-- Provided data start --

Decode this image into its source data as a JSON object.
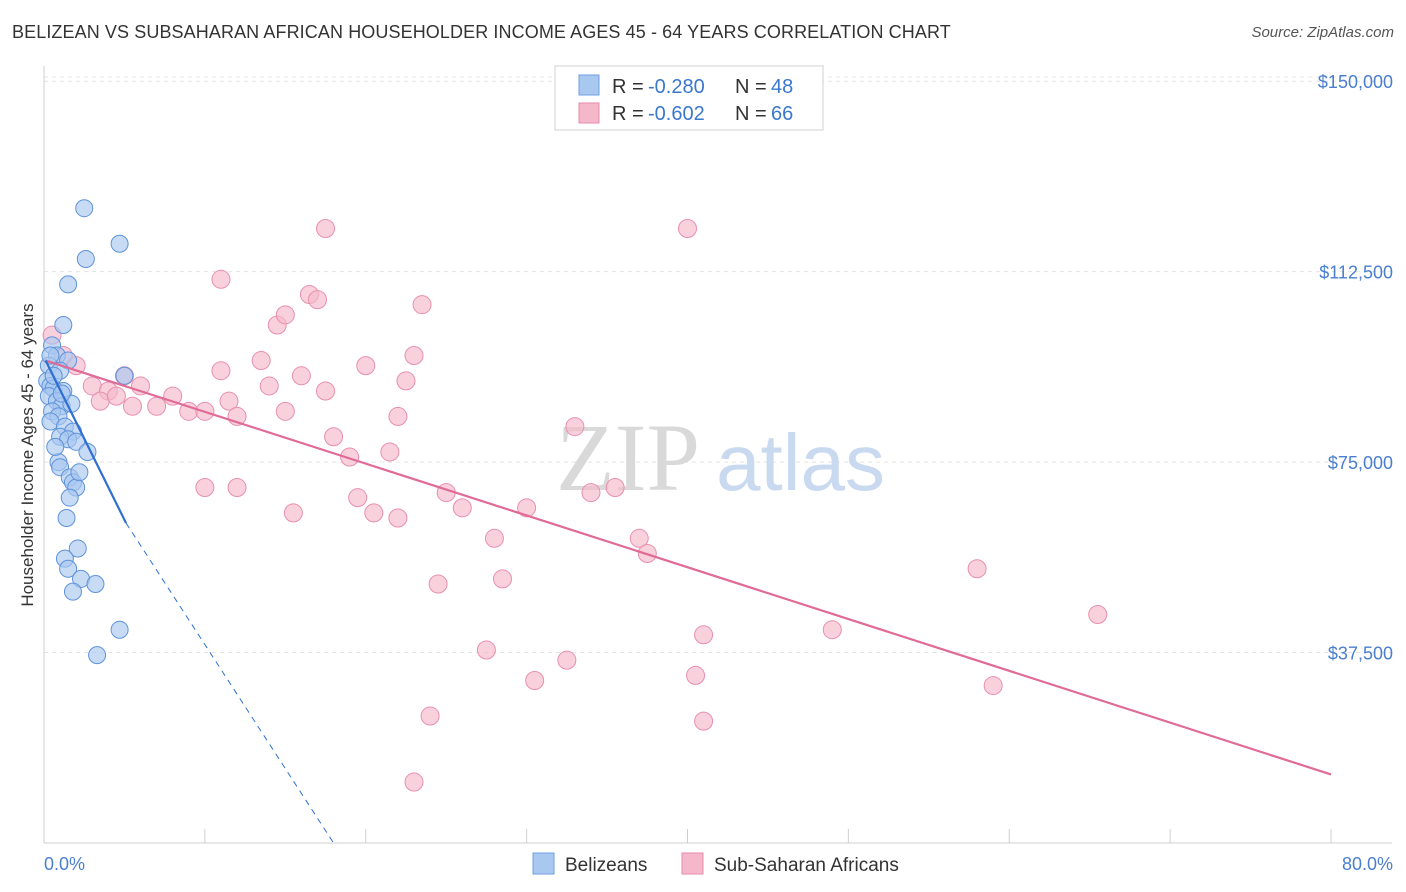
{
  "title": "BELIZEAN VS SUBSAHARAN AFRICAN HOUSEHOLDER INCOME AGES 45 - 64 YEARS CORRELATION CHART",
  "source": "Source: ZipAtlas.com",
  "watermark": {
    "zip": "ZIP",
    "atlas": "atlas"
  },
  "colors": {
    "blue": "#a9c8f0",
    "blue_line": "#2f6fcf",
    "pink": "#f5b8cb",
    "pink_line": "#e06b96",
    "label": "#4a7fcf"
  },
  "legend": {
    "rows": [
      {
        "r_label": "R = ",
        "r_value": "-0.280",
        "n_label": "N = ",
        "n_value": "48"
      },
      {
        "r_label": "R = ",
        "r_value": "-0.602",
        "n_label": "N = ",
        "n_value": "66"
      }
    ]
  },
  "chart_data": {
    "type": "scatter",
    "ylabel": "Householder Income Ages 45 - 64 years",
    "xlim": [
      0,
      80
    ],
    "ylim": [
      0,
      153000
    ],
    "x_tick_labels": [
      "0.0%",
      "80.0%"
    ],
    "y_ticks": [
      37500,
      75000,
      112500,
      150000
    ],
    "y_tick_labels": [
      "$37,500",
      "$75,000",
      "$112,500",
      "$150,000"
    ],
    "grid": true,
    "series": [
      {
        "name": "Belizeans",
        "trend": {
          "x": [
            0.1,
            5.1
          ],
          "y": [
            95000,
            63000
          ],
          "dashed_to": [
            18.0,
            0
          ]
        },
        "points": [
          [
            2.5,
            125000
          ],
          [
            4.7,
            118000
          ],
          [
            2.6,
            115000
          ],
          [
            1.5,
            110000
          ],
          [
            1.2,
            102000
          ],
          [
            0.5,
            98000
          ],
          [
            0.8,
            96000
          ],
          [
            1.5,
            95000
          ],
          [
            0.3,
            94000
          ],
          [
            1.0,
            93000
          ],
          [
            5.0,
            92000
          ],
          [
            0.2,
            91000
          ],
          [
            0.4,
            90000
          ],
          [
            0.6,
            89500
          ],
          [
            1.2,
            89000
          ],
          [
            0.3,
            88000
          ],
          [
            0.8,
            87000
          ],
          [
            1.1,
            86000
          ],
          [
            0.5,
            85000
          ],
          [
            0.9,
            84000
          ],
          [
            0.4,
            83000
          ],
          [
            1.3,
            82000
          ],
          [
            1.8,
            81000
          ],
          [
            1.0,
            80000
          ],
          [
            1.5,
            79500
          ],
          [
            2.0,
            79000
          ],
          [
            2.7,
            77000
          ],
          [
            0.9,
            75000
          ],
          [
            1.0,
            74000
          ],
          [
            1.6,
            72000
          ],
          [
            1.8,
            71000
          ],
          [
            2.0,
            70000
          ],
          [
            1.6,
            68000
          ],
          [
            1.4,
            64000
          ],
          [
            2.1,
            58000
          ],
          [
            1.3,
            56000
          ],
          [
            1.5,
            54000
          ],
          [
            2.3,
            52000
          ],
          [
            3.2,
            51000
          ],
          [
            1.8,
            49500
          ],
          [
            4.7,
            42000
          ],
          [
            3.3,
            37000
          ],
          [
            0.6,
            92000
          ],
          [
            1.7,
            86500
          ],
          [
            0.7,
            78000
          ],
          [
            2.2,
            73000
          ],
          [
            1.1,
            88500
          ],
          [
            0.4,
            96000
          ]
        ]
      },
      {
        "name": "Sub-Saharan Africans",
        "trend": {
          "x": [
            0.1,
            80.0
          ],
          "y": [
            95000,
            13500
          ]
        },
        "points": [
          [
            0.5,
            100000
          ],
          [
            1.2,
            96000
          ],
          [
            2.0,
            94000
          ],
          [
            3.0,
            90000
          ],
          [
            4.0,
            89000
          ],
          [
            5.0,
            92000
          ],
          [
            6.0,
            90000
          ],
          [
            7.0,
            86000
          ],
          [
            8.0,
            88000
          ],
          [
            9.0,
            85000
          ],
          [
            5.5,
            86000
          ],
          [
            3.5,
            87000
          ],
          [
            4.5,
            88000
          ],
          [
            11.0,
            93000
          ],
          [
            10.0,
            85000
          ],
          [
            11.5,
            87000
          ],
          [
            12.0,
            84000
          ],
          [
            13.5,
            95000
          ],
          [
            14.0,
            90000
          ],
          [
            16.0,
            92000
          ],
          [
            17.5,
            89000
          ],
          [
            15.0,
            85000
          ],
          [
            18.0,
            80000
          ],
          [
            19.0,
            76000
          ],
          [
            19.5,
            68000
          ],
          [
            20.0,
            94000
          ],
          [
            21.5,
            77000
          ],
          [
            22.0,
            84000
          ],
          [
            22.5,
            91000
          ],
          [
            23.0,
            96000
          ],
          [
            12.0,
            70000
          ],
          [
            10.0,
            70000
          ],
          [
            14.5,
            102000
          ],
          [
            15.0,
            104000
          ],
          [
            15.5,
            65000
          ],
          [
            16.5,
            108000
          ],
          [
            17.0,
            107000
          ],
          [
            20.5,
            65000
          ],
          [
            22.0,
            64000
          ],
          [
            23.5,
            106000
          ],
          [
            25.0,
            69000
          ],
          [
            24.5,
            51000
          ],
          [
            26.0,
            66000
          ],
          [
            28.0,
            60000
          ],
          [
            27.5,
            38000
          ],
          [
            28.5,
            52000
          ],
          [
            30.0,
            66000
          ],
          [
            30.5,
            32000
          ],
          [
            32.5,
            36000
          ],
          [
            33.0,
            82000
          ],
          [
            34.0,
            69000
          ],
          [
            35.5,
            70000
          ],
          [
            37.0,
            60000
          ],
          [
            37.5,
            57000
          ],
          [
            41.0,
            41000
          ],
          [
            40.5,
            33000
          ],
          [
            41.0,
            24000
          ],
          [
            40.0,
            121000
          ],
          [
            24.0,
            25000
          ],
          [
            23.0,
            12000
          ],
          [
            17.5,
            121000
          ],
          [
            11.0,
            111000
          ],
          [
            49.0,
            42000
          ],
          [
            58.0,
            54000
          ],
          [
            59.0,
            31000
          ],
          [
            65.5,
            45000
          ]
        ]
      }
    ]
  }
}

-- Provided data end --

To do: Write down the number of lines where the word "source" appears, and nothing further.

Exercise output: 2